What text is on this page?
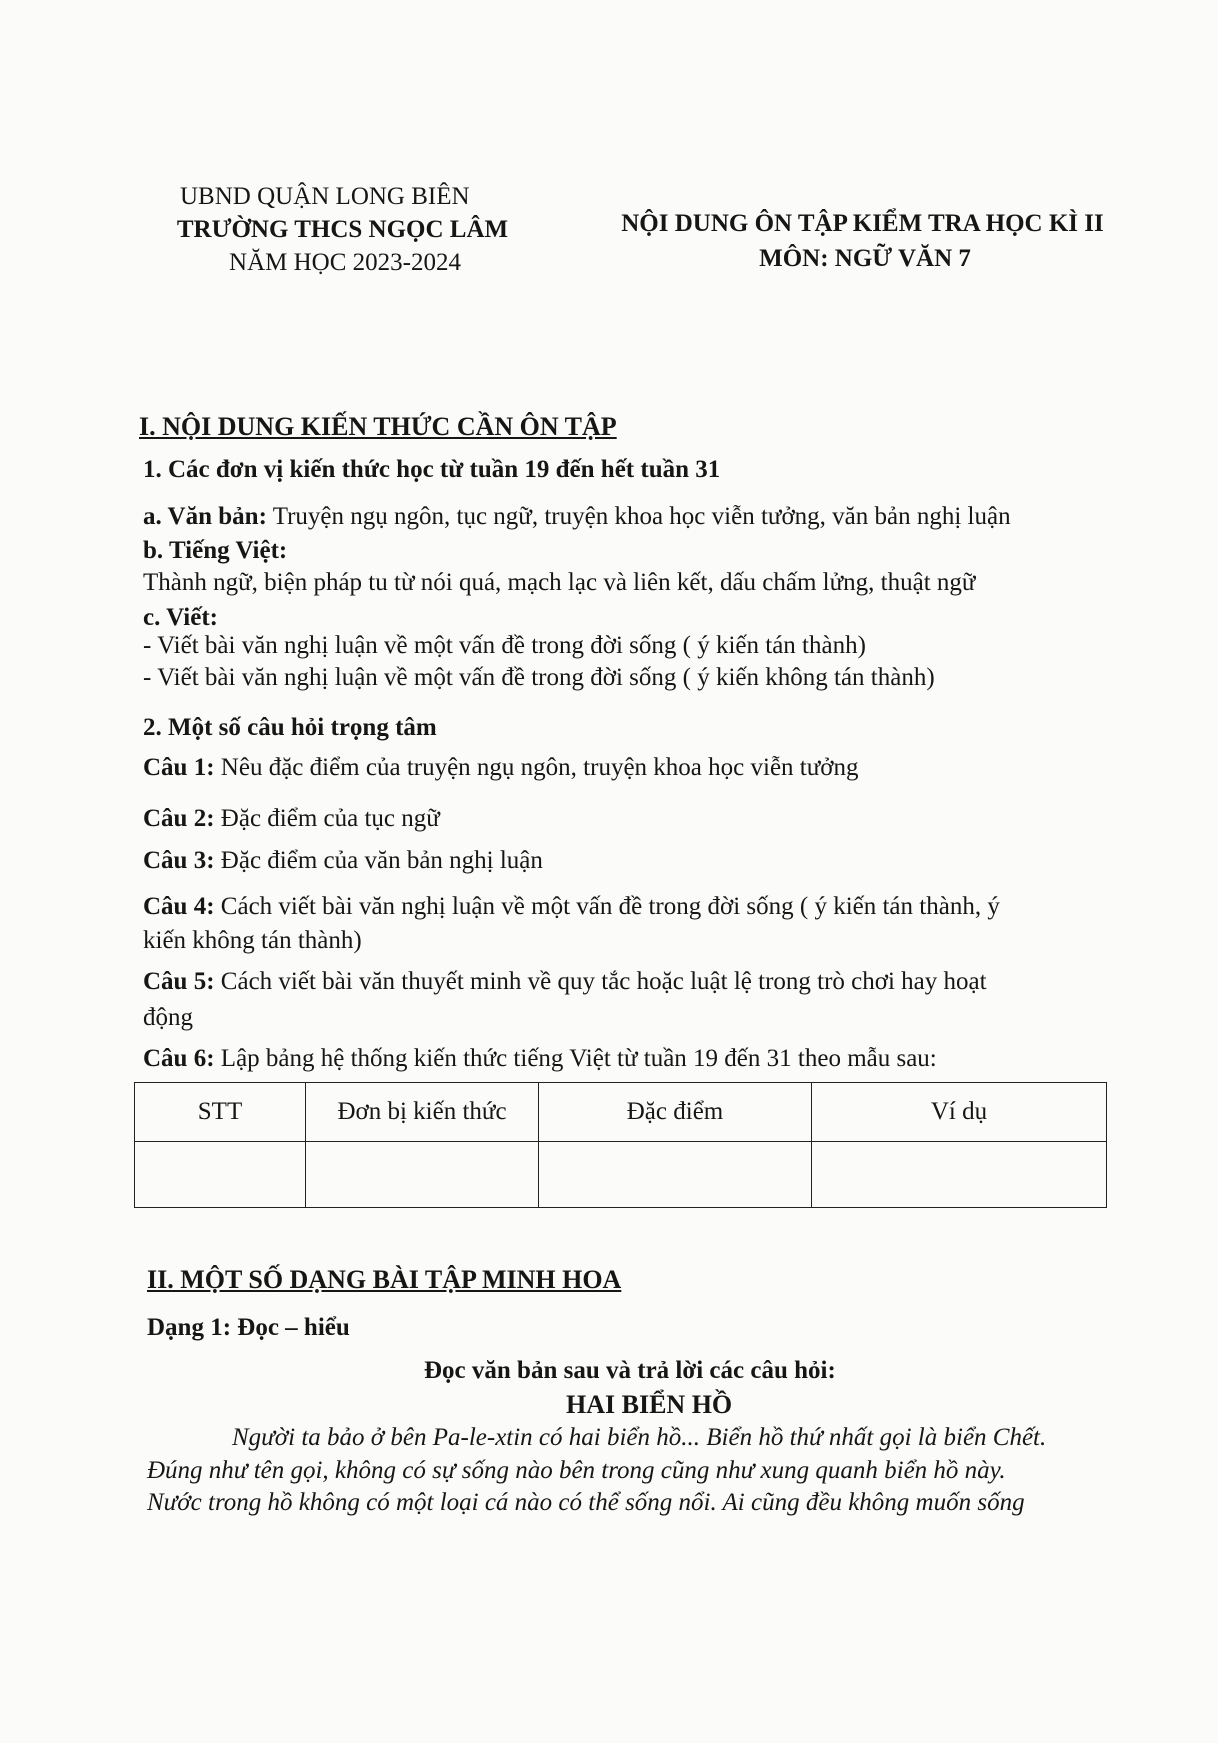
UBND QUẬN LONG BIÊN
TRƯỜNG THCS NGỌC LÂM
NĂM HỌC 2023-2024
NỘI DUNG ÔN TẬP KIỂM TRA HỌC KÌ II
MÔN: NGỮ VĂN 7
I. NỘI DUNG KIẾN THỨC CẦN ÔN TẬP
1. Các đơn vị kiến thức học từ tuần 19 đến hết tuần 31
a. Văn bản: Truyện ngụ ngôn, tục ngữ, truyện khoa học viễn tưởng, văn bản nghị luận
b. Tiếng Việt:
Thành ngữ, biện pháp tu từ nói quá, mạch lạc và liên kết, dấu chấm lửng, thuật ngữ
c. Viết:
- Viết bài văn nghị luận về một vấn đề trong đời sống ( ý kiến tán thành)
- Viết bài văn nghị luận về một vấn đề trong đời sống ( ý kiến không tán thành)
2. Một số câu hỏi trọng tâm
Câu 1: Nêu đặc điểm của truyện ngụ ngôn, truyện khoa học viễn tưởng
Câu 2: Đặc điểm của tục ngữ
Câu 3: Đặc điểm của văn bản nghị luận
Câu 4: Cách viết bài văn nghị luận về một vấn đề trong đời sống ( ý kiến tán thành, ý
kiến không tán thành)
Câu 5: Cách viết bài văn thuyết minh về quy tắc hoặc luật lệ trong trò chơi hay hoạt
động
Câu 6: Lập bảng hệ thống kiến thức tiếng Việt từ tuần 19 đến 31 theo mẫu sau:
STT	Đơn bị kiến thức	Đặc điểm	Ví dụ

II. MỘT SỐ DẠNG BÀI TẬP MINH HOA
Dạng 1: Đọc – hiểu
Đọc văn bản sau và trả lời các câu hỏi:
HAI BIỂN HỒ
Người ta bảo ở bên Pa-le-xtin có hai biển hồ... Biển hồ thứ nhất gọi là biển Chết.
Đúng như tên gọi, không có sự sống nào bên trong cũng như xung quanh biển hồ này.
Nước trong hồ không có một loại cá nào có thể sống nổi. Ai cũng đều không muốn sống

============================================================

▶ _EXERCISE BRIEF_: Determine how many lines contain the word "tưởng" and reply with that number alone.

▶ _OUTPUT_: 2